--- Records for this task ---

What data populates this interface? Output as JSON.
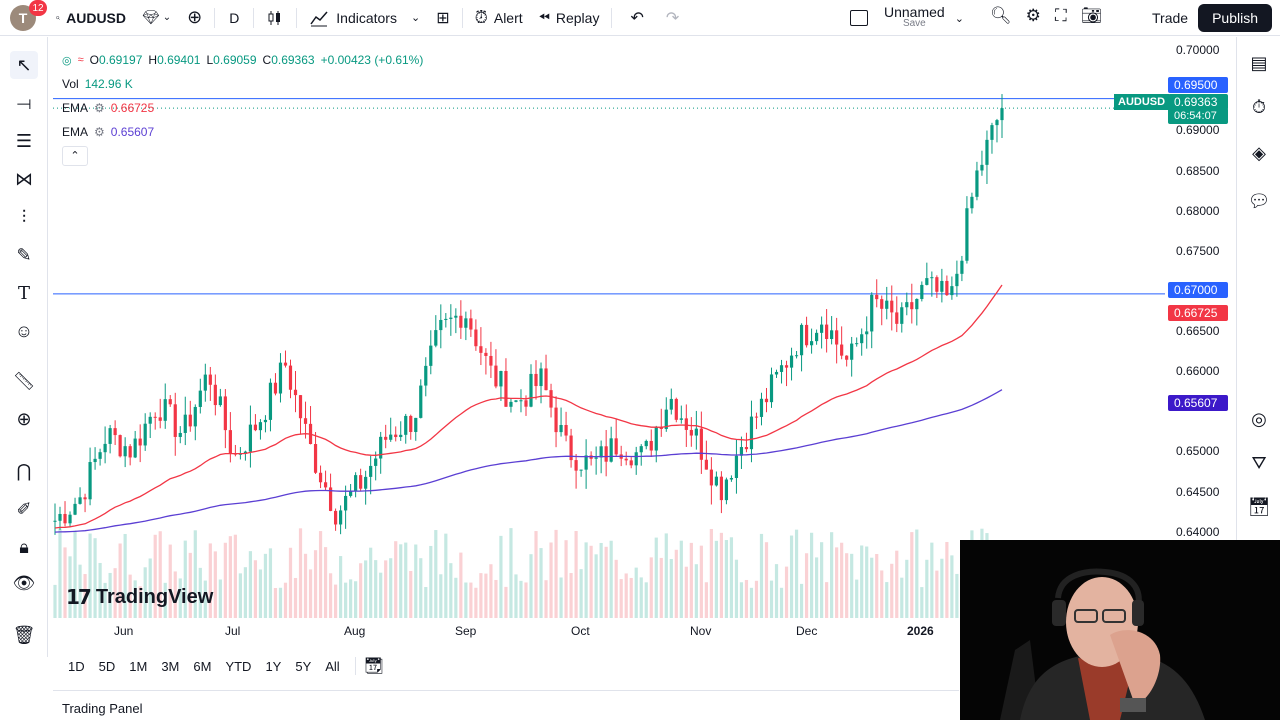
{
  "topbar": {
    "avatar_letter": "T",
    "notification_count": "12",
    "symbol": "AUDUSD",
    "interval": "D",
    "indicators_label": "Indicators",
    "alert_label": "Alert",
    "replay_label": "Replay",
    "layout_name": "Unnamed",
    "layout_status": "Save",
    "trade_label": "Trade",
    "publish_label": "Publish"
  },
  "legend": {
    "open_key": "O",
    "open": "0.69197",
    "high_key": "H",
    "high": "0.69401",
    "low_key": "L",
    "low": "0.69059",
    "close_key": "C",
    "close": "0.69363",
    "change": "+0.00423 (+0.61%)",
    "vol_label": "Vol",
    "vol_value": "142.96 K",
    "ema1_label": "EMA",
    "ema1_value": "0.66725",
    "ema2_label": "EMA",
    "ema2_value": "0.65607"
  },
  "price_axis": {
    "ticks": [
      "0.70000",
      "0.69000",
      "0.68500",
      "0.68000",
      "0.67500",
      "0.66500",
      "0.66000",
      "0.65000",
      "0.64500",
      "0.64000"
    ],
    "tag_6950": "0.69500",
    "tag_price": "0.69363",
    "tag_countdown": "06:54:07",
    "symbol_tag": "AUDUSD",
    "tag_6700": "0.67000",
    "tag_ema1": "0.66725",
    "tag_ema2": "0.65607"
  },
  "time_axis": [
    "Jun",
    "Jul",
    "Aug",
    "Sep",
    "Oct",
    "Nov",
    "Dec",
    "2026"
  ],
  "range_buttons": [
    "1D",
    "5D",
    "1M",
    "3M",
    "6M",
    "YTD",
    "1Y",
    "5Y",
    "All"
  ],
  "watermark": "TradingView",
  "trading_panel_label": "Trading Panel",
  "colors": {
    "up": "#089981",
    "down": "#f23645",
    "ema_fast": "#f23645",
    "ema_slow": "#5b3fd3",
    "hline": "#2962ff"
  },
  "chart_data": {
    "type": "candlestick",
    "symbol": "AUDUSD",
    "interval": "D",
    "ylim": [
      0.6385,
      0.7025
    ],
    "horizontal_lines": [
      0.695,
      0.67
    ],
    "x": [
      "Jun",
      "Jul",
      "Aug",
      "Sep",
      "Oct",
      "Nov",
      "Dec",
      "2026"
    ],
    "close_path": [
      0.641,
      0.644,
      0.652,
      0.65,
      0.656,
      0.652,
      0.66,
      0.649,
      0.654,
      0.661,
      0.65,
      0.642,
      0.646,
      0.652,
      0.654,
      0.665,
      0.668,
      0.66,
      0.656,
      0.659,
      0.65,
      0.648,
      0.651,
      0.649,
      0.657,
      0.652,
      0.645,
      0.652,
      0.658,
      0.664,
      0.667,
      0.661,
      0.669,
      0.666,
      0.671,
      0.669,
      0.685,
      0.694
    ]
  }
}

---

» What you should do
In the copy, include no pictures; restate the listing above exactly.

» Completed task
What data populates this interface? Output as JSON.
{
  "topbar": {
    "avatar_letter": "T",
    "notification_count": "12",
    "symbol": "AUDUSD",
    "interval": "D",
    "indicators_label": "Indicators",
    "alert_label": "Alert",
    "replay_label": "Replay",
    "layout_name": "Unnamed",
    "layout_status": "Save",
    "trade_label": "Trade",
    "publish_label": "Publish"
  },
  "legend": {
    "open_key": "O",
    "open": "0.69197",
    "high_key": "H",
    "high": "0.69401",
    "low_key": "L",
    "low": "0.69059",
    "close_key": "C",
    "close": "0.69363",
    "change": "+0.00423 (+0.61%)",
    "vol_label": "Vol",
    "vol_value": "142.96 K",
    "ema1_label": "EMA",
    "ema1_value": "0.66725",
    "ema2_label": "EMA",
    "ema2_value": "0.65607"
  },
  "price_axis": {
    "ticks": [
      "0.70000",
      "0.69000",
      "0.68500",
      "0.68000",
      "0.67500",
      "0.66500",
      "0.66000",
      "0.65000",
      "0.64500",
      "0.64000"
    ],
    "tag_6950": "0.69500",
    "tag_price": "0.69363",
    "tag_countdown": "06:54:07",
    "symbol_tag": "AUDUSD",
    "tag_6700": "0.67000",
    "tag_ema1": "0.66725",
    "tag_ema2": "0.65607"
  },
  "time_axis": [
    "Jun",
    "Jul",
    "Aug",
    "Sep",
    "Oct",
    "Nov",
    "Dec",
    "2026"
  ],
  "range_buttons": [
    "1D",
    "5D",
    "1M",
    "3M",
    "6M",
    "YTD",
    "1Y",
    "5Y",
    "All"
  ],
  "watermark": "TradingView",
  "trading_panel_label": "Trading Panel",
  "colors": {
    "up": "#089981",
    "down": "#f23645",
    "ema_fast": "#f23645",
    "ema_slow": "#5b3fd3",
    "hline": "#2962ff"
  },
  "chart_data": {
    "type": "candlestick",
    "symbol": "AUDUSD",
    "interval": "D",
    "ylim": [
      0.6385,
      0.7025
    ],
    "horizontal_lines": [
      0.695,
      0.67
    ],
    "x": [
      "Jun",
      "Jul",
      "Aug",
      "Sep",
      "Oct",
      "Nov",
      "Dec",
      "2026"
    ],
    "close_path": [
      0.641,
      0.644,
      0.652,
      0.65,
      0.656,
      0.652,
      0.66,
      0.649,
      0.654,
      0.661,
      0.65,
      0.642,
      0.646,
      0.652,
      0.654,
      0.665,
      0.668,
      0.66,
      0.656,
      0.659,
      0.65,
      0.648,
      0.651,
      0.649,
      0.657,
      0.652,
      0.645,
      0.652,
      0.658,
      0.664,
      0.667,
      0.661,
      0.669,
      0.666,
      0.671,
      0.669,
      0.685,
      0.694
    ]
  }
}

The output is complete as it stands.